**TASK STATEMENT**.
Each record below is to be reproduced without any change.

Figure record listings:
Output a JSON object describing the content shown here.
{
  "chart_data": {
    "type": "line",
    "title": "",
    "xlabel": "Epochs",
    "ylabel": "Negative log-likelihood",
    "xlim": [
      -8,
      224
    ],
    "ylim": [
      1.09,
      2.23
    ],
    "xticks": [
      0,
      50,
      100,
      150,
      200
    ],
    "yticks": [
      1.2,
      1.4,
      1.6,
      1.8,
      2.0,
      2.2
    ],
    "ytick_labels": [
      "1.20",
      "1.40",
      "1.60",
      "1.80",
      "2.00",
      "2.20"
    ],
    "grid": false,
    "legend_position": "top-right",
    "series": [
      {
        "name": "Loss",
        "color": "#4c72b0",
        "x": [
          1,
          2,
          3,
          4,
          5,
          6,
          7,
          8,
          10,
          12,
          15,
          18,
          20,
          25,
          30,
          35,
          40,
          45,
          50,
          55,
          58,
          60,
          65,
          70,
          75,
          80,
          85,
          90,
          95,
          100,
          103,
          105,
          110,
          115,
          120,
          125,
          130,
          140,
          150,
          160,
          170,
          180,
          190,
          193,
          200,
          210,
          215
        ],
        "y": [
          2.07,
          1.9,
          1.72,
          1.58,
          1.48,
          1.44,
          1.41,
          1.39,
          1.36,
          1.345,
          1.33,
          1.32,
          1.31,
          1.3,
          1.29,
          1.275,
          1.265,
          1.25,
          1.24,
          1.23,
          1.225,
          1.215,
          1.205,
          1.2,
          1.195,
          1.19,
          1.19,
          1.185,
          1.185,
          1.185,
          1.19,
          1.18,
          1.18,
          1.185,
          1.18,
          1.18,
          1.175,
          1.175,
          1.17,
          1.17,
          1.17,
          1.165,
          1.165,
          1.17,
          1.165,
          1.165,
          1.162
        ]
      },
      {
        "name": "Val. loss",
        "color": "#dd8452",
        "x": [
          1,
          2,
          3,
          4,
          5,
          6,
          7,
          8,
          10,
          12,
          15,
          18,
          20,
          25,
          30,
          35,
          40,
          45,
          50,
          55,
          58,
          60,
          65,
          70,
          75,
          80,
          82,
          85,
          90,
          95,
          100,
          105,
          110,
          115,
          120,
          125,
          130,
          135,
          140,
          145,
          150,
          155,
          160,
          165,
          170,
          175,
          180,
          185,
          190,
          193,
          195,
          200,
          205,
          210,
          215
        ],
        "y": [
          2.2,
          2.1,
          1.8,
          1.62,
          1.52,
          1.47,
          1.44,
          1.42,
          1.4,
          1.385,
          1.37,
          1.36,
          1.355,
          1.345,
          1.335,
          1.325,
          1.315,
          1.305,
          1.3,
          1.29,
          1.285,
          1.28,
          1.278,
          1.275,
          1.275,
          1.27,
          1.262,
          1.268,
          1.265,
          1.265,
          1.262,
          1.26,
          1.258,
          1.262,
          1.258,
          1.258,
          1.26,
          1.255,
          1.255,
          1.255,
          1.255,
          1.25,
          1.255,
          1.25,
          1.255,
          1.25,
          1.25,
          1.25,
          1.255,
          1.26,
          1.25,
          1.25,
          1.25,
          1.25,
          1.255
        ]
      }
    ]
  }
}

**TASK RESPONSE**.
Output a JSON object describing the content shown here.
{
  "chart_data": {
    "type": "line",
    "title": "",
    "xlabel": "Epochs",
    "ylabel": "Negative log-likelihood",
    "xlim": [
      -8,
      224
    ],
    "ylim": [
      1.09,
      2.23
    ],
    "xticks": [
      0,
      50,
      100,
      150,
      200
    ],
    "yticks": [
      1.2,
      1.4,
      1.6,
      1.8,
      2.0,
      2.2
    ],
    "ytick_labels": [
      "1.20",
      "1.40",
      "1.60",
      "1.80",
      "2.00",
      "2.20"
    ],
    "grid": false,
    "legend_position": "top-right",
    "series": [
      {
        "name": "Loss",
        "color": "#4c72b0",
        "x": [
          1,
          2,
          3,
          4,
          5,
          6,
          7,
          8,
          10,
          12,
          15,
          18,
          20,
          25,
          30,
          35,
          40,
          45,
          50,
          55,
          58,
          60,
          65,
          70,
          75,
          80,
          85,
          90,
          95,
          100,
          103,
          105,
          110,
          115,
          120,
          125,
          130,
          140,
          150,
          160,
          170,
          180,
          190,
          193,
          200,
          210,
          215
        ],
        "y": [
          2.07,
          1.9,
          1.72,
          1.58,
          1.48,
          1.44,
          1.41,
          1.39,
          1.36,
          1.345,
          1.33,
          1.32,
          1.31,
          1.3,
          1.29,
          1.275,
          1.265,
          1.25,
          1.24,
          1.23,
          1.225,
          1.215,
          1.205,
          1.2,
          1.195,
          1.19,
          1.19,
          1.185,
          1.185,
          1.185,
          1.19,
          1.18,
          1.18,
          1.185,
          1.18,
          1.18,
          1.175,
          1.175,
          1.17,
          1.17,
          1.17,
          1.165,
          1.165,
          1.17,
          1.165,
          1.165,
          1.162
        ]
      },
      {
        "name": "Val. loss",
        "color": "#dd8452",
        "x": [
          1,
          2,
          3,
          4,
          5,
          6,
          7,
          8,
          10,
          12,
          15,
          18,
          20,
          25,
          30,
          35,
          40,
          45,
          50,
          55,
          58,
          60,
          65,
          70,
          75,
          80,
          82,
          85,
          90,
          95,
          100,
          105,
          110,
          115,
          120,
          125,
          130,
          135,
          140,
          145,
          150,
          155,
          160,
          165,
          170,
          175,
          180,
          185,
          190,
          193,
          195,
          200,
          205,
          210,
          215
        ],
        "y": [
          2.2,
          2.1,
          1.8,
          1.62,
          1.52,
          1.47,
          1.44,
          1.42,
          1.4,
          1.385,
          1.37,
          1.36,
          1.355,
          1.345,
          1.335,
          1.325,
          1.315,
          1.305,
          1.3,
          1.29,
          1.285,
          1.28,
          1.278,
          1.275,
          1.275,
          1.27,
          1.262,
          1.268,
          1.265,
          1.265,
          1.262,
          1.26,
          1.258,
          1.262,
          1.258,
          1.258,
          1.26,
          1.255,
          1.255,
          1.255,
          1.255,
          1.25,
          1.255,
          1.25,
          1.255,
          1.25,
          1.25,
          1.25,
          1.255,
          1.26,
          1.25,
          1.25,
          1.25,
          1.25,
          1.255
        ]
      }
    ]
  }
}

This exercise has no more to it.